## EXERCISE TASK
Write out every entry word for word.

# START OF MATERIAL PROVIDED

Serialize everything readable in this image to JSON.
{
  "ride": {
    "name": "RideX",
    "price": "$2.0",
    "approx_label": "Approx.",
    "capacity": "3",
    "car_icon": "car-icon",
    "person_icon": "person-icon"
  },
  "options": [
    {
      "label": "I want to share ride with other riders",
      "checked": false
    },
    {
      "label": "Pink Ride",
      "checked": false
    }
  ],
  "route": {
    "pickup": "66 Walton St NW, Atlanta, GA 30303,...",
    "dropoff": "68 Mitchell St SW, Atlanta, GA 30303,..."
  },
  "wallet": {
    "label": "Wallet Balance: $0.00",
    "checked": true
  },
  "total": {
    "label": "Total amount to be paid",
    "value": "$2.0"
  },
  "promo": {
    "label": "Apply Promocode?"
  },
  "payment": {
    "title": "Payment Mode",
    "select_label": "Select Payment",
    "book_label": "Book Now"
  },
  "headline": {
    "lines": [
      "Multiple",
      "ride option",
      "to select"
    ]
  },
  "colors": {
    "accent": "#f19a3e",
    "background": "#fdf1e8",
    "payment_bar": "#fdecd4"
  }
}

# END OF MATERIAL PROVIDED

## FULL SOLUTION
Serialize everything readable in this image to JSON.
{
  "ride": {
    "name": "RideX",
    "price": "$2.0",
    "approx_label": "Approx.",
    "capacity": "3",
    "car_icon": "car-icon",
    "person_icon": "person-icon"
  },
  "options": [
    {
      "label": "I want to share ride with other riders",
      "checked": false
    },
    {
      "label": "Pink Ride",
      "checked": false
    }
  ],
  "route": {
    "pickup": "66 Walton St NW, Atlanta, GA 30303,...",
    "dropoff": "68 Mitchell St SW, Atlanta, GA 30303,..."
  },
  "wallet": {
    "label": "Wallet Balance: $0.00",
    "checked": true
  },
  "total": {
    "label": "Total amount to be paid",
    "value": "$2.0"
  },
  "promo": {
    "label": "Apply Promocode?"
  },
  "payment": {
    "title": "Payment Mode",
    "select_label": "Select Payment",
    "book_label": "Book Now"
  },
  "headline": {
    "lines": [
      "Multiple",
      "ride option",
      "to select"
    ]
  },
  "colors": {
    "accent": "#f19a3e",
    "background": "#fdf1e8",
    "payment_bar": "#fdecd4"
  }
}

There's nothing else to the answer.